Request. Count the lines below that contain the word "hingga" and give only the number.

Material for the task.
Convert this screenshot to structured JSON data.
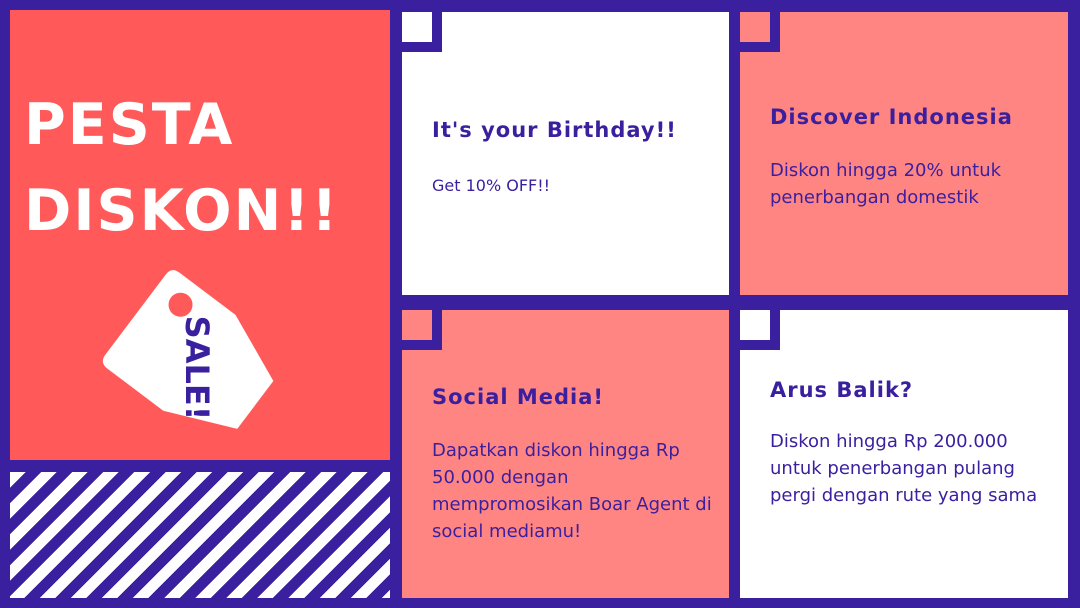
{
  "hero": {
    "title_line1": "PESTA",
    "title_line2": "DISKON!!",
    "tag_label": "SALE!",
    "tag_icon": "price-tag-icon"
  },
  "cards": [
    {
      "title": "It's your Birthday!!",
      "text": "Get 10% OFF!!"
    },
    {
      "title": "Discover Indonesia",
      "text": "Diskon hingga 20% untuk penerbangan domestik"
    },
    {
      "title": "Social Media!",
      "text": "Dapatkan diskon hingga Rp 50.000 dengan mempromosikan Boar Agent di social mediamu!"
    },
    {
      "title": "Arus Balik?",
      "text": "Diskon hingga Rp 200.000 untuk penerbangan pulang pergi dengan rute yang sama"
    }
  ],
  "colors": {
    "frame": "#3a1f9e",
    "hero_red": "#ff5a59",
    "card_pink": "#ff8583",
    "card_white": "#ffffff",
    "text_purple": "#3a1f9e"
  }
}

Task output. 3